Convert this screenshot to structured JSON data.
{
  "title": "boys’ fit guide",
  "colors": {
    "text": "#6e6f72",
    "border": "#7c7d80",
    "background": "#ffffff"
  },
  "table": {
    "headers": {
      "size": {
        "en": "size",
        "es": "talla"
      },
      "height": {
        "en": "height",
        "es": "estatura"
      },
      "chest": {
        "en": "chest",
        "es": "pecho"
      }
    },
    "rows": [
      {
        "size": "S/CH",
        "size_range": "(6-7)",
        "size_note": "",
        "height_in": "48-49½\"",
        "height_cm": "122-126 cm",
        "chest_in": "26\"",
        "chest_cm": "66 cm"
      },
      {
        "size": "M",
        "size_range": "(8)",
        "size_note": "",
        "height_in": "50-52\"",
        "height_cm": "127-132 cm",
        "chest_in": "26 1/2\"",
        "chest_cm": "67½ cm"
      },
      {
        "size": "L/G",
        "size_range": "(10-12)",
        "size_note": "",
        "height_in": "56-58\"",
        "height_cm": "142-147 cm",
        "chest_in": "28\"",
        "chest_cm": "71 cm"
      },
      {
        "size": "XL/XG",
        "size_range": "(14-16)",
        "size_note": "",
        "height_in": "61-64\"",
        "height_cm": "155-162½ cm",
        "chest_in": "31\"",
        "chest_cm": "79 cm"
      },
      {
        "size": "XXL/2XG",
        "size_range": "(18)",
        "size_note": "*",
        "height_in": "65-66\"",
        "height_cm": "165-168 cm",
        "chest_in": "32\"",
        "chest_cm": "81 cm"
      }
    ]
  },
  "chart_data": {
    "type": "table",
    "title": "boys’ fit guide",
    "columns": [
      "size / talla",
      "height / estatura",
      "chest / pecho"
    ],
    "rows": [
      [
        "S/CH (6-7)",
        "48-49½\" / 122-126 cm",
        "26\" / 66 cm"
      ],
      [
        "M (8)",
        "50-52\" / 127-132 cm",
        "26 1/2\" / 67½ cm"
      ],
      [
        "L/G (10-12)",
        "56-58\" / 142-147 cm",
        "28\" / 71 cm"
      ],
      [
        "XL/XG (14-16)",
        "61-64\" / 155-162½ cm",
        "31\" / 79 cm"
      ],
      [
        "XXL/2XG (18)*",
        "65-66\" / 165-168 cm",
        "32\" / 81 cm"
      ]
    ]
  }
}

—————

• PROBLEM DESCRIPTION:
Copy every line of the records word for word.

• EXERCISE SOLUTION:
Convert this screenshot to structured JSON data.
{
  "title": "boys’ fit guide",
  "colors": {
    "text": "#6e6f72",
    "border": "#7c7d80",
    "background": "#ffffff"
  },
  "table": {
    "headers": {
      "size": {
        "en": "size",
        "es": "talla"
      },
      "height": {
        "en": "height",
        "es": "estatura"
      },
      "chest": {
        "en": "chest",
        "es": "pecho"
      }
    },
    "rows": [
      {
        "size": "S/CH",
        "size_range": "(6-7)",
        "size_note": "",
        "height_in": "48-49½\"",
        "height_cm": "122-126 cm",
        "chest_in": "26\"",
        "chest_cm": "66 cm"
      },
      {
        "size": "M",
        "size_range": "(8)",
        "size_note": "",
        "height_in": "50-52\"",
        "height_cm": "127-132 cm",
        "chest_in": "26 1/2\"",
        "chest_cm": "67½ cm"
      },
      {
        "size": "L/G",
        "size_range": "(10-12)",
        "size_note": "",
        "height_in": "56-58\"",
        "height_cm": "142-147 cm",
        "chest_in": "28\"",
        "chest_cm": "71 cm"
      },
      {
        "size": "XL/XG",
        "size_range": "(14-16)",
        "size_note": "",
        "height_in": "61-64\"",
        "height_cm": "155-162½ cm",
        "chest_in": "31\"",
        "chest_cm": "79 cm"
      },
      {
        "size": "XXL/2XG",
        "size_range": "(18)",
        "size_note": "*",
        "height_in": "65-66\"",
        "height_cm": "165-168 cm",
        "chest_in": "32\"",
        "chest_cm": "81 cm"
      }
    ]
  },
  "chart_data": {
    "type": "table",
    "title": "boys’ fit guide",
    "columns": [
      "size / talla",
      "height / estatura",
      "chest / pecho"
    ],
    "rows": [
      [
        "S/CH (6-7)",
        "48-49½\" / 122-126 cm",
        "26\" / 66 cm"
      ],
      [
        "M (8)",
        "50-52\" / 127-132 cm",
        "26 1/2\" / 67½ cm"
      ],
      [
        "L/G (10-12)",
        "56-58\" / 142-147 cm",
        "28\" / 71 cm"
      ],
      [
        "XL/XG (14-16)",
        "61-64\" / 155-162½ cm",
        "31\" / 79 cm"
      ],
      [
        "XXL/2XG (18)*",
        "65-66\" / 165-168 cm",
        "32\" / 81 cm"
      ]
    ]
  }
}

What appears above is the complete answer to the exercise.